* Work to complete *
Give the count of lines containing the string "color", with no other output.

#### Information given ####

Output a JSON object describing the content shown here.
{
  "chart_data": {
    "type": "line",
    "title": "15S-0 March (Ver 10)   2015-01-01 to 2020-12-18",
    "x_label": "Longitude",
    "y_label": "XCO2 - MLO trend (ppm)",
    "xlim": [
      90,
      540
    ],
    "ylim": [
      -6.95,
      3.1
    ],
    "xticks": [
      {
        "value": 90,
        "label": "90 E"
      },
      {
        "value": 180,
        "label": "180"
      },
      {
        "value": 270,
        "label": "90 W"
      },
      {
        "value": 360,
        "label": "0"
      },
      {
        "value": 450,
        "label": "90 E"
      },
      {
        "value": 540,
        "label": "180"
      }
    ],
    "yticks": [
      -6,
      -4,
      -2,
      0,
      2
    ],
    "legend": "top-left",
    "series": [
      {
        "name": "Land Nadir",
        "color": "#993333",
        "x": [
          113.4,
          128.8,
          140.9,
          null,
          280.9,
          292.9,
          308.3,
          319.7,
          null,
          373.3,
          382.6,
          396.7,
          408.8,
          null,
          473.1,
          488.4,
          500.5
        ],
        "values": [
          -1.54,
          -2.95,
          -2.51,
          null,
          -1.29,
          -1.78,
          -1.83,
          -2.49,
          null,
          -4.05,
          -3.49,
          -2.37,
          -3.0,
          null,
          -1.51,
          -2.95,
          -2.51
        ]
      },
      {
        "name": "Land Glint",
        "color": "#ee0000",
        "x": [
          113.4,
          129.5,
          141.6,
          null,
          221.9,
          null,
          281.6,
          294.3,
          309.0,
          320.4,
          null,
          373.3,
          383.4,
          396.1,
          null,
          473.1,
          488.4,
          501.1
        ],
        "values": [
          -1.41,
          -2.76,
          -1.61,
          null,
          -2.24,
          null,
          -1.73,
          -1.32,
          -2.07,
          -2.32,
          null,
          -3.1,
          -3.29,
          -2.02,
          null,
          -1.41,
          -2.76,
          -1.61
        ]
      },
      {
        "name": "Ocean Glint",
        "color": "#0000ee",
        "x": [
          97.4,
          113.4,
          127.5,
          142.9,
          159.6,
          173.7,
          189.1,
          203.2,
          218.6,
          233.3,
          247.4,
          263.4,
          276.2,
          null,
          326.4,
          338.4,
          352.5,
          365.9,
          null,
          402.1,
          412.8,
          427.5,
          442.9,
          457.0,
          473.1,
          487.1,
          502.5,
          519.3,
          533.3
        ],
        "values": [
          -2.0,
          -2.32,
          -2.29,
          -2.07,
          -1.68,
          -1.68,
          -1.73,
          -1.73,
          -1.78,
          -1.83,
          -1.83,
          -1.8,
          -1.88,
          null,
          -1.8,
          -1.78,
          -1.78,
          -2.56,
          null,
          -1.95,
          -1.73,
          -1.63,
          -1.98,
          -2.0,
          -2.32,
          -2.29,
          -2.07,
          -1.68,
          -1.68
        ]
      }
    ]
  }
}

####

* Exercise solution *
3